Recorded data:

-------

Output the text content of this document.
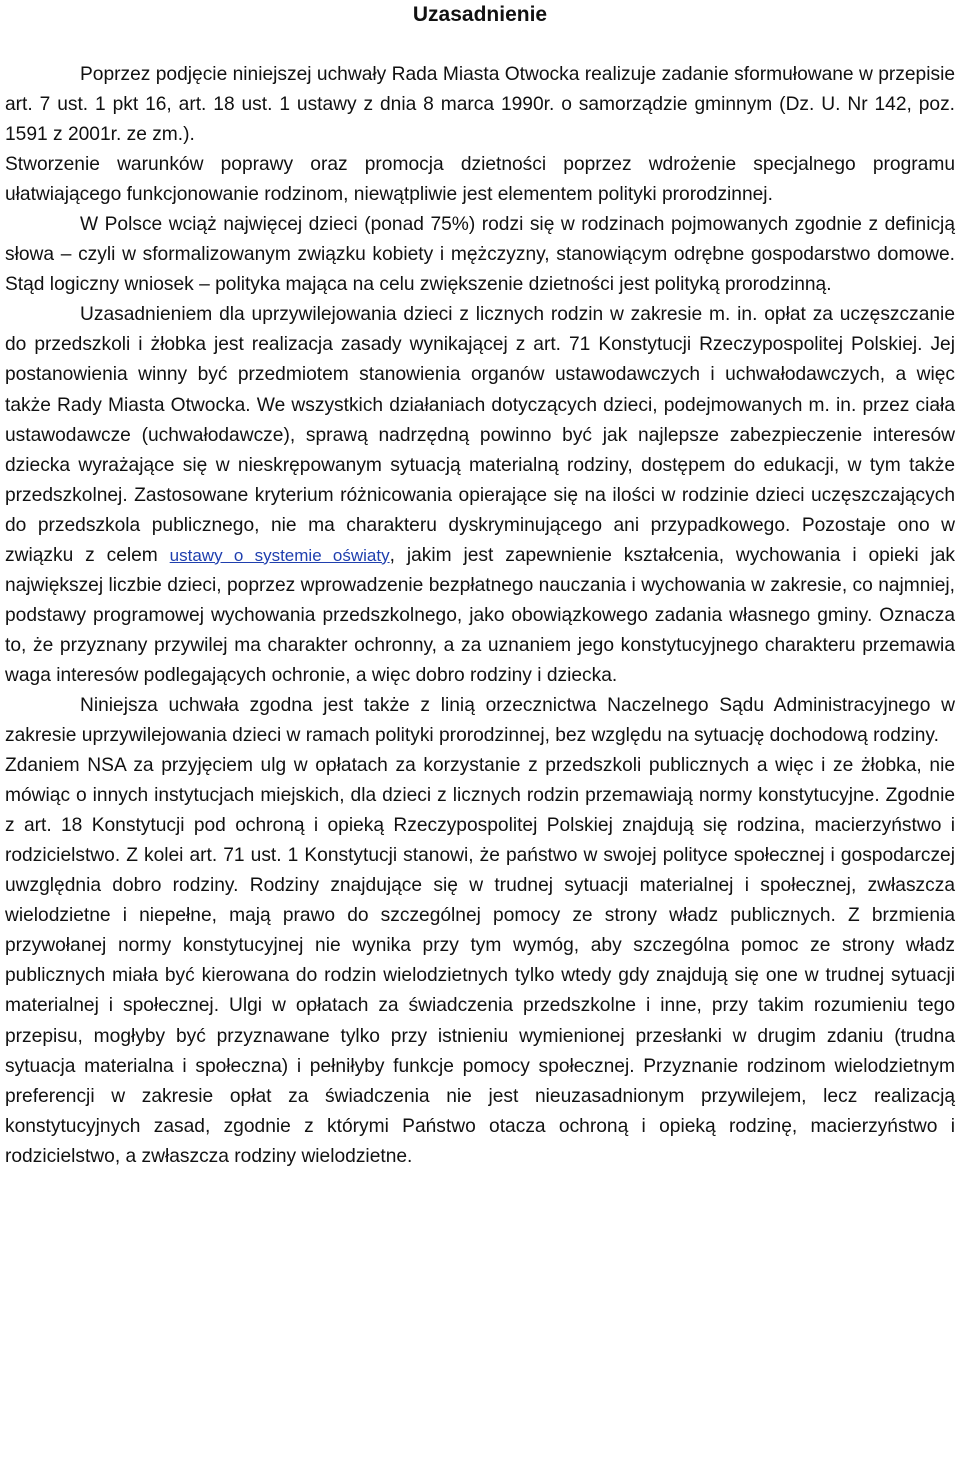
Uzasadnienie

Poprzez podjęcie niniejszej uchwały Rada Miasta Otwocka realizuje zadanie sformułowane w przepisie art. 7 ust. 1 pkt 16, art. 18 ust. 1 ustawy z dnia 8 marca 1990r. o samorządzie gminnym (Dz. U. Nr 142, poz. 1591 z 2001r. ze zm.).

Stworzenie warunków poprawy oraz promocja dzietności poprzez wdrożenie specjalnego programu ułatwiającego funkcjonowanie rodzinom, niewątpliwie jest elementem polityki prorodzinnej.

W Polsce wciąż najwięcej dzieci (ponad 75%) rodzi się w rodzinach pojmowanych zgodnie z definicją słowa – czyli w sformalizowanym związku kobiety i mężczyzny, stanowiącym odrębne gospodarstwo domowe. Stąd logiczny wniosek – polityka mająca na celu zwiększenie dzietności jest polityką prorodzinną.

Uzasadnieniem dla uprzywilejowania dzieci z licznych rodzin w zakresie m. in. opłat za uczęszczanie do przedszkoli i żłobka jest realizacja zasady wynikającej z art. 71 Konstytucji Rzeczypospolitej Polskiej. Jej postanowienia winny być przedmiotem stanowienia organów ustawodawczych i uchwałodawczych, a więc także Rady Miasta Otwocka. We wszystkich działaniach dotyczących dzieci, podejmowanych m. in. przez ciała ustawodawcze (uchwałodawcze), sprawą nadrzędną powinno być jak najlepsze zabezpieczenie interesów dziecka wyrażające się w nieskrępowanym sytuacją materialną rodziny, dostępem do edukacji, w tym także przedszkolnej. Zastosowane kryterium różnicowania opierające się na ilości w rodzinie dzieci uczęszczających do przedszkola publicznego, nie ma charakteru dyskryminującego ani przypadkowego. Pozostaje ono w związku z celem ustawy o systemie oświaty, jakim jest zapewnienie kształcenia, wychowania i opieki jak największej liczbie dzieci, poprzez wprowadzenie bezpłatnego nauczania i wychowania w zakresie, co najmniej, podstawy programowej wychowania przedszkolnego, jako obowiązkowego zadania własnego gminy. Oznacza to, że przyznany przywilej ma charakter ochronny, a za uznaniem jego konstytucyjnego charakteru przemawia waga interesów podlegających ochronie, a więc dobro rodziny i dziecka.

Niniejsza uchwała zgodna jest także z linią orzecznictwa Naczelnego Sądu Administracyjnego w zakresie uprzywilejowania dzieci w ramach polityki prorodzinnej, bez względu na sytuację dochodową rodziny.

Zdaniem NSA za przyjęciem ulg w opłatach za korzystanie z przedszkoli publicznych a więc i ze żłobka, nie mówiąc o innych instytucjach miejskich, dla dzieci z licznych rodzin przemawiają normy konstytucyjne. Zgodnie z art. 18 Konstytucji pod ochroną i opieką Rzeczypospolitej Polskiej znajdują się rodzina, macierzyństwo i rodzicielstwo. Z kolei art. 71 ust. 1 Konstytucji stanowi, że państwo w swojej polityce społecznej i gospodarczej uwzględnia dobro rodziny. Rodziny znajdujące się w trudnej sytuacji materialnej i społecznej, zwłaszcza wielodzietne i niepełne, mają prawo do szczególnej pomocy ze strony władz publicznych. Z brzmienia przywołanej normy konstytucyjnej nie wynika przy tym wymóg, aby szczególna pomoc ze strony władz publicznych miała być kierowana do rodzin wielodzietnych tylko wtedy gdy znajdują się one w trudnej sytuacji materialnej i społecznej. Ulgi w opłatach za świadczenia przedszkolne i inne, przy takim rozumieniu tego przepisu, mogłyby być przyznawane tylko przy istnieniu wymienionej przesłanki w drugim zdaniu (trudna sytuacja materialna i społeczna) i pełniłyby funkcje pomocy społecznej. Przyznanie rodzinom wielodzietnym preferencji w zakresie opłat za świadczenia nie jest nieuzasadnionym przywilejem, lecz realizacją konstytucyjnych zasad, zgodnie z którymi Państwo otacza ochroną i opieką rodzinę, macierzyństwo i rodzicielstwo, a zwłaszcza rodziny wielodzietne.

-------

**TASK GOAL:** Search the listing for the string "polityki". Copy each line where it turns up.

**SOLVED PROBLEM:**
Stworzenie warunków poprawy oraz promocja dzietności poprzez wdrożenie specjalnego programu ułatwiającego funkcjonowanie rodzinom, niewątpliwie jest elementem polityki prorodzinnej.
Niniejsza uchwała zgodna jest także z linią orzecznictwa Naczelnego Sądu Administracyjnego w zakresie uprzywilejowania dzieci w ramach polityki prorodzinnej, bez względu na sytuację dochodową rodziny.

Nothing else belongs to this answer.